# Exercise brief
Locate the lines where "他的散文集一年中重印超过二十次" occurs and copy them as they stand.

# Source material
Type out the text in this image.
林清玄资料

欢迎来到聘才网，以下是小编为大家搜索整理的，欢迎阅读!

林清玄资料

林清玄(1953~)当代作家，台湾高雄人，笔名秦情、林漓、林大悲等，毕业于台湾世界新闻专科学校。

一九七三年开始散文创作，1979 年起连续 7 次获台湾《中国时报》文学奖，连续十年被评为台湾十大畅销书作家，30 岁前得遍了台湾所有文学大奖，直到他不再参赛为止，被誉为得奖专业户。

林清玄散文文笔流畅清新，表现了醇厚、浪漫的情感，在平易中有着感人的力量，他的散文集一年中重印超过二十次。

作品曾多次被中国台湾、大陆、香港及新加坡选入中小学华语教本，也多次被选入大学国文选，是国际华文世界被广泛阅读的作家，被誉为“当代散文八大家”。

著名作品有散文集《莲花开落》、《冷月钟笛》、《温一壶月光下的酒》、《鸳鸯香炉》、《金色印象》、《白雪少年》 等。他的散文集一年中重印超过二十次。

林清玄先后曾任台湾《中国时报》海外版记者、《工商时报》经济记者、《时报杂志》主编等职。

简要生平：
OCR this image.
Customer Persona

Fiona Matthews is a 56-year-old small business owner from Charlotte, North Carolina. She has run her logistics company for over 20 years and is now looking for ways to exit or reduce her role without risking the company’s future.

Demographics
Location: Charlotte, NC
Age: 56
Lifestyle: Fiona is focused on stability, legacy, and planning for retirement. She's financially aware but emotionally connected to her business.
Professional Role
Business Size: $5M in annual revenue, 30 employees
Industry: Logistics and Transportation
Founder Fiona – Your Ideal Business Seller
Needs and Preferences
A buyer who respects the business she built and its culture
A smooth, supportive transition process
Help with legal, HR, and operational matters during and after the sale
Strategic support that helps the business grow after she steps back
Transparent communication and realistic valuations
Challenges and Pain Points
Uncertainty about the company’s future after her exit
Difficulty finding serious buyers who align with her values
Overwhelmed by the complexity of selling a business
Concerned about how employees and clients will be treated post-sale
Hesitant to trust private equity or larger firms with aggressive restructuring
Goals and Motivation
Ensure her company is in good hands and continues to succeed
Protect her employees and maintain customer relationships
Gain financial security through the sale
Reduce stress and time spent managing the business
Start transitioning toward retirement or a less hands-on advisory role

# Solution below
林清玄散文文笔流畅清新，表现了醇厚、浪漫的情感，在平易中有着感人的力量，他的散文集一年中重印超过二十次。
著名作品有散文集《莲花开落》、《冷月钟笛》、《温一壶月光下的酒》、《鸳鸯香炉》、《金色印象》、《白雪少年》 等。他的散文集一年中重印超过二十次。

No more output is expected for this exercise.